WHAT YOU ARE ASKED TO DO >> Give every line of the data again, unchanged, but with no pictures.

** Begin AVAILABLE DATA **

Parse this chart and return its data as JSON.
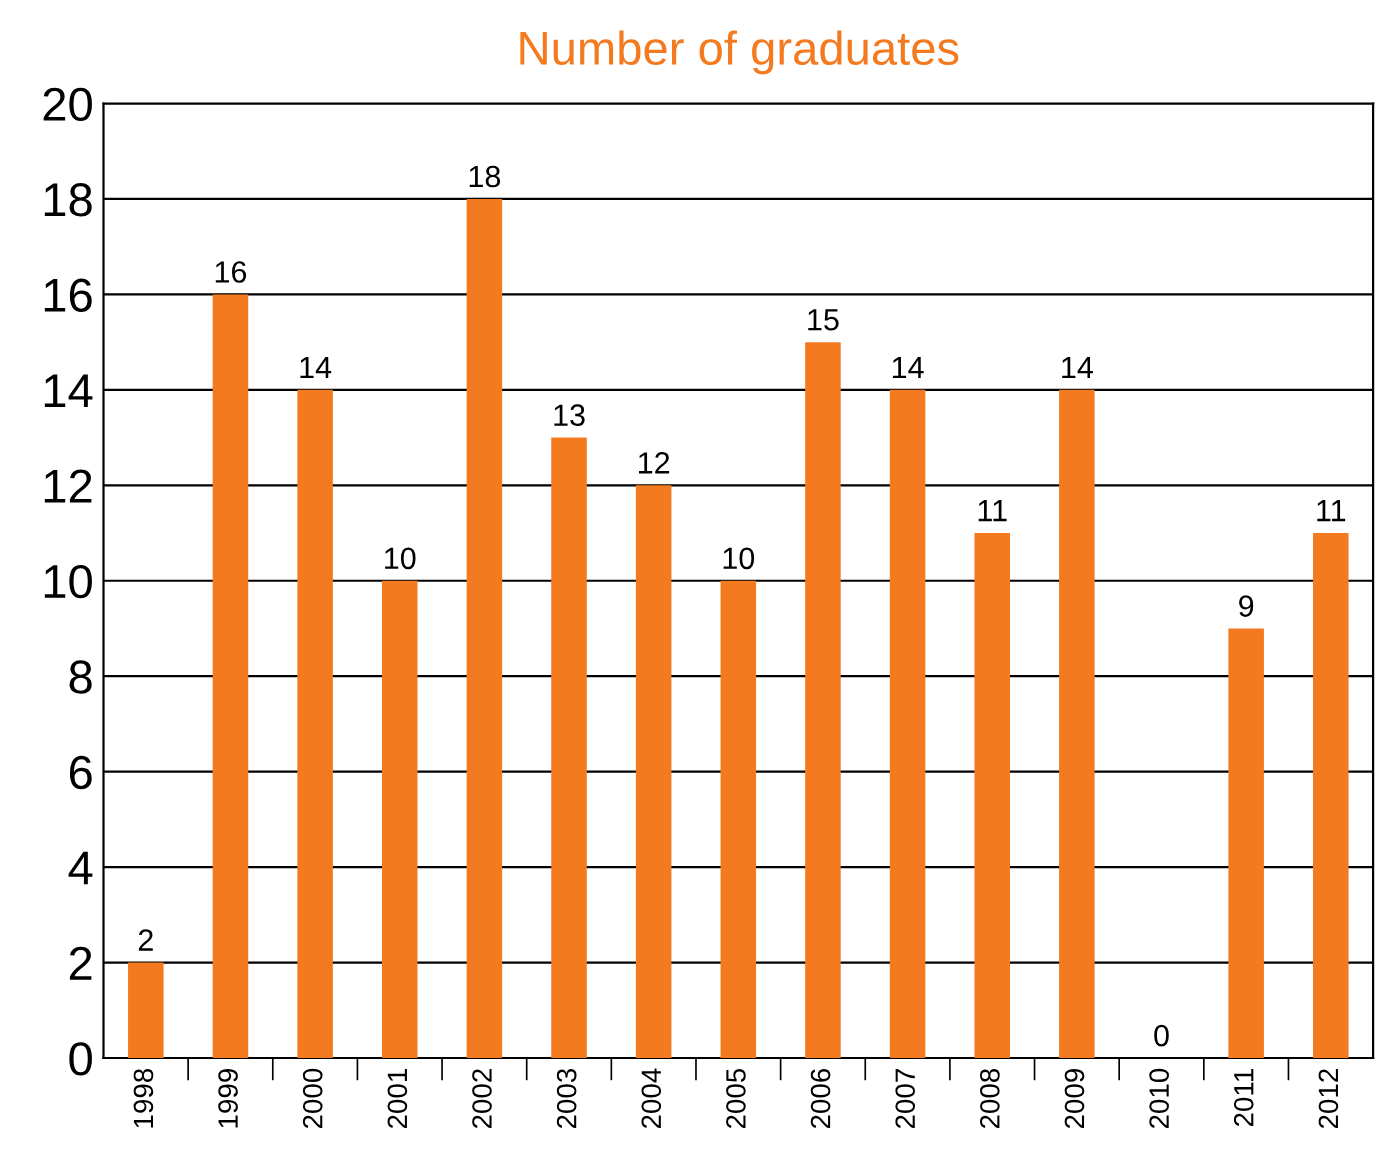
{
  "chart_data": {
    "type": "bar",
    "title": "Number of graduates",
    "categories": [
      "1998",
      "1999",
      "2000",
      "2001",
      "2002",
      "2003",
      "2004",
      "2005",
      "2006",
      "2007",
      "2008",
      "2009",
      "2010",
      "2011",
      "2012"
    ],
    "values": [
      2,
      16,
      14,
      10,
      18,
      13,
      12,
      10,
      15,
      14,
      11,
      14,
      0,
      9,
      11
    ],
    "color": "#f47a20",
    "ylim": [
      0,
      20
    ],
    "yticks": [
      0,
      2,
      4,
      6,
      8,
      10,
      12,
      14,
      16,
      18,
      20
    ],
    "grid": "y",
    "data_labels": true
  }
}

** End AVAILABLE DATA **

SOLUTION >>
Parse this chart and return its data as JSON.
{
  "chart_data": {
    "type": "bar",
    "title": "Number of graduates",
    "categories": [
      "1998",
      "1999",
      "2000",
      "2001",
      "2002",
      "2003",
      "2004",
      "2005",
      "2006",
      "2007",
      "2008",
      "2009",
      "2010",
      "2011",
      "2012"
    ],
    "values": [
      2,
      16,
      14,
      10,
      18,
      13,
      12,
      10,
      15,
      14,
      11,
      14,
      0,
      9,
      11
    ],
    "color": "#f47a20",
    "ylim": [
      0,
      20
    ],
    "yticks": [
      0,
      2,
      4,
      6,
      8,
      10,
      12,
      14,
      16,
      18,
      20
    ],
    "grid": "y",
    "data_labels": true
  }
}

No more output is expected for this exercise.